Output, as a JSON list of strings with one string per line and blank lines omitted, the stretch of the records from the line containing "resend-button[interactable]: Resend bbox=[1239, 275, 1277, 291]" through the line containing "domain-cell: 🔒︎ www.centos...", both included.

☆ ☆ ☆ ☆ ☆

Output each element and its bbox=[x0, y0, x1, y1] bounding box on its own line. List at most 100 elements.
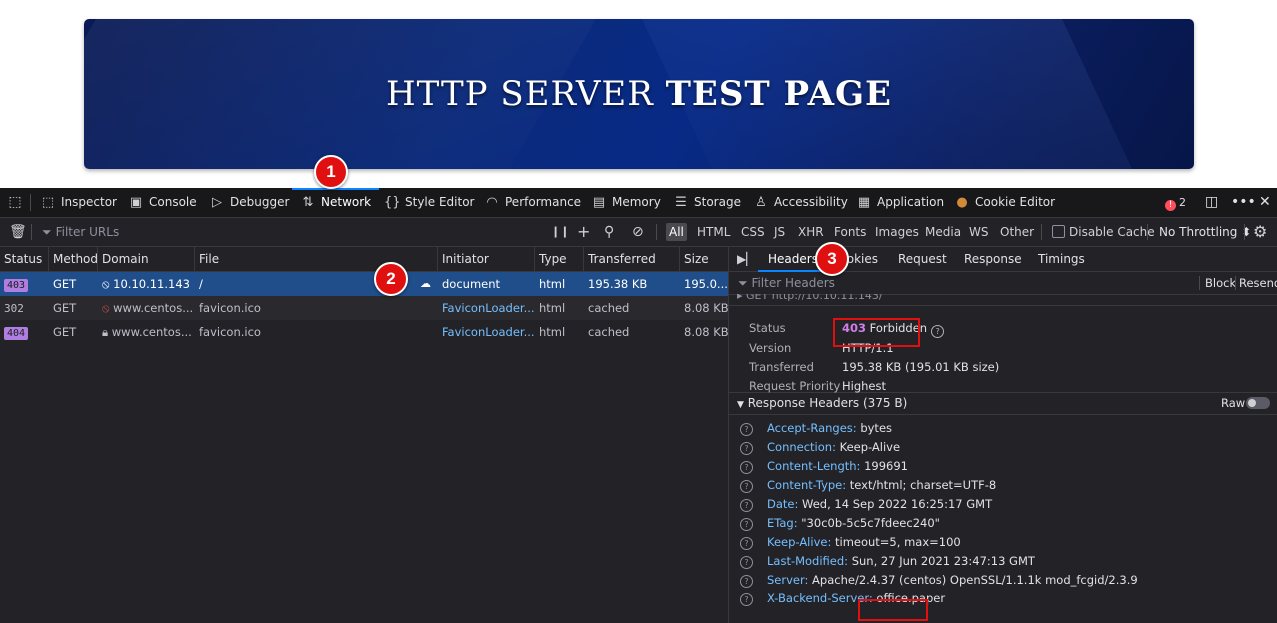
resend-button[interactable]: Resend bbox=[1239, 275, 1277, 291]
help-icon[interactable]: ? bbox=[931, 325, 945, 338]
filter-js[interactable]: JS bbox=[771, 223, 788, 241]
domain-cell: 🔒︎ www.centos... bbox=[102, 325, 192, 339]
filter-html[interactable]: HTML bbox=[694, 223, 733, 241]
plus-icon[interactable]: + bbox=[577, 218, 590, 246]
tab-timings[interactable]: Timings bbox=[1038, 247, 1085, 271]
pause-icon[interactable]: ❙❙ bbox=[551, 218, 569, 246]
help-icon[interactable]: ? bbox=[740, 461, 753, 474]
status-badge: 404 bbox=[4, 327, 29, 340]
help-icon[interactable]: ? bbox=[740, 499, 753, 512]
tab-inspector[interactable]: ⬚ Inspector bbox=[40, 188, 117, 217]
help-icon[interactable]: ? bbox=[740, 593, 753, 606]
search-icon[interactable]: ⚲ bbox=[604, 218, 614, 246]
inspector-icon: ⬚ bbox=[41, 195, 55, 210]
tab-application[interactable]: ▦ Application bbox=[856, 188, 944, 217]
help-icon[interactable]: ? bbox=[740, 423, 753, 436]
tab-memory[interactable]: ▤ Memory bbox=[591, 188, 661, 217]
tab-headers[interactable]: Headers bbox=[758, 247, 828, 272]
close-icon[interactable]: ✕ bbox=[1259, 188, 1271, 217]
filter-urls-input[interactable]: ⏷ Filter URLs bbox=[42, 224, 119, 240]
filter-all[interactable]: All bbox=[666, 223, 687, 241]
table-row[interactable]: 302 GET ⦸ www.centos... favicon.ico Favi… bbox=[0, 296, 728, 320]
response-header-row: ? Keep-Alive: timeout=5, max=100 bbox=[729, 533, 1277, 552]
help-icon[interactable]: ? bbox=[740, 442, 753, 455]
column-status[interactable]: Status bbox=[0, 247, 49, 271]
status-badge: 403 bbox=[4, 279, 29, 292]
initiator-cell: document bbox=[442, 277, 501, 291]
column-size[interactable]: Size bbox=[680, 247, 728, 271]
tab-performance[interactable]: ◠ Performance bbox=[484, 188, 581, 217]
chevron-down-icon: ▼ bbox=[737, 400, 744, 410]
tab-accessibility[interactable]: ♙ Accessibility bbox=[753, 188, 848, 217]
help-icon[interactable]: ? bbox=[740, 518, 753, 531]
application-icon: ▦ bbox=[857, 195, 871, 210]
tab-storage[interactable]: ☰ Storage bbox=[673, 188, 741, 217]
error-icon: ! bbox=[1165, 200, 1176, 211]
filter-fonts[interactable]: Fonts bbox=[831, 223, 869, 241]
column-initiator[interactable]: Initiator bbox=[438, 247, 535, 271]
divider bbox=[1147, 224, 1148, 240]
dock-side-icon[interactable]: ◫ bbox=[1205, 188, 1218, 217]
table-row[interactable]: 403 GET ⦸ 10.10.11.143 / ☁ document html… bbox=[0, 272, 728, 296]
type-cell: html bbox=[539, 277, 566, 291]
element-picker-icon[interactable]: ⬚ bbox=[7, 194, 23, 210]
file-cell: favicon.ico bbox=[199, 301, 261, 315]
tab-console[interactable]: ▣ Console bbox=[128, 188, 197, 217]
type-cell: html bbox=[539, 325, 566, 339]
request-url-line[interactable]: ▸ GET http://10.10.11.143/ bbox=[737, 294, 883, 304]
cookie-icon: ● bbox=[956, 195, 968, 210]
toggle-sidebar-icon[interactable]: ▶▏ bbox=[737, 247, 755, 271]
error-count-badge[interactable]: ! 2 bbox=[1165, 188, 1186, 217]
response-header-row: ? ETag: "30c0b-5c5c7fdeec240" bbox=[729, 514, 1277, 533]
divider bbox=[656, 224, 657, 240]
table-header: Status Method Domain File Initiator Type… bbox=[0, 247, 728, 272]
filter-xhr[interactable]: XHR bbox=[795, 223, 827, 241]
help-icon[interactable]: ? bbox=[740, 556, 753, 569]
filter-images[interactable]: Images bbox=[872, 223, 922, 241]
block-icon[interactable]: ⊘ bbox=[632, 218, 644, 246]
table-row[interactable]: 404 GET 🔒︎ www.centos... favicon.ico Fav… bbox=[0, 320, 728, 344]
status-cell: 404 bbox=[0, 320, 49, 344]
raw-toggle[interactable] bbox=[1246, 397, 1270, 409]
filter-media[interactable]: Media bbox=[922, 223, 964, 241]
help-icon[interactable]: ? bbox=[740, 480, 753, 493]
response-headers-section[interactable]: ▼ Response Headers (375 B) Raw bbox=[729, 392, 1277, 415]
column-method[interactable]: Method bbox=[49, 247, 98, 271]
trash-icon[interactable]: 🗑 bbox=[9, 218, 27, 246]
filter-icon: ⏷ bbox=[42, 225, 52, 239]
initiator-link[interactable]: FaviconLoader.... bbox=[438, 296, 535, 320]
filter-headers-placeholder: ⏷ Filter Headers bbox=[738, 276, 835, 290]
column-transferred[interactable]: Transferred bbox=[584, 247, 680, 271]
more-options-icon[interactable]: ••• bbox=[1231, 188, 1256, 217]
console-icon: ▣ bbox=[129, 195, 143, 210]
block-button[interactable]: Block bbox=[1205, 275, 1236, 291]
throttling-select[interactable]: No Throttling ⬍ bbox=[1159, 218, 1251, 246]
size-cell: 195.0... bbox=[684, 277, 728, 291]
tab-debugger[interactable]: ▷ Debugger bbox=[209, 188, 289, 217]
column-type[interactable]: Type bbox=[535, 247, 584, 271]
tab-response[interactable]: Response bbox=[964, 247, 1022, 271]
settings-gear-icon[interactable]: ⚙ bbox=[1253, 218, 1267, 246]
transferred-cell: cached bbox=[588, 301, 630, 315]
filter-css[interactable]: CSS bbox=[738, 223, 768, 241]
tab-style-editor[interactable]: {} Style Editor bbox=[384, 188, 474, 217]
divider bbox=[1235, 276, 1236, 290]
transferred-cell: 195.38 KB bbox=[588, 277, 648, 291]
request-summary: Status 403 Forbidden? Version HTTP/1.1 T… bbox=[729, 305, 1277, 393]
filter-ws[interactable]: WS bbox=[966, 223, 991, 241]
tab-request[interactable]: Request bbox=[898, 247, 947, 271]
tab-network[interactable]: ⇅ Network bbox=[291, 188, 380, 217]
filter-other[interactable]: Other bbox=[997, 223, 1037, 241]
help-icon[interactable]: ? bbox=[740, 537, 753, 550]
highlight-status-box bbox=[833, 318, 920, 347]
status-badge: 302 bbox=[4, 302, 24, 315]
lock-icon: 🔒︎ bbox=[102, 325, 109, 339]
filter-headers-input[interactable]: ⏷ Filter Headers Block Resend bbox=[729, 272, 1277, 295]
response-header-row: ? X-Backend-Server: office.paper bbox=[729, 589, 1277, 608]
help-icon[interactable]: ? bbox=[740, 575, 753, 588]
tab-cookie-editor[interactable]: ● Cookie Editor bbox=[954, 188, 1055, 217]
column-domain[interactable]: Domain bbox=[98, 247, 195, 271]
raw-label: Raw bbox=[1221, 396, 1246, 410]
disable-cache-checkbox[interactable]: Disable Cache bbox=[1049, 223, 1158, 241]
initiator-link[interactable]: FaviconLoader.... bbox=[438, 320, 535, 344]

☆ ☆ ☆ ☆ ☆

Written answer:
[
  "resend-button[interactable]: Resend bbox=[1239, 275, 1277, 291]",
  "help-icon[interactable]: ? bbox=[931, 325, 945, 338]",
  "filter-js[interactable]: JS bbox=[771, 223, 788, 241]",
  "domain-cell: 🔒︎ www.centos... bbox=[102, 325, 192, 339]"
]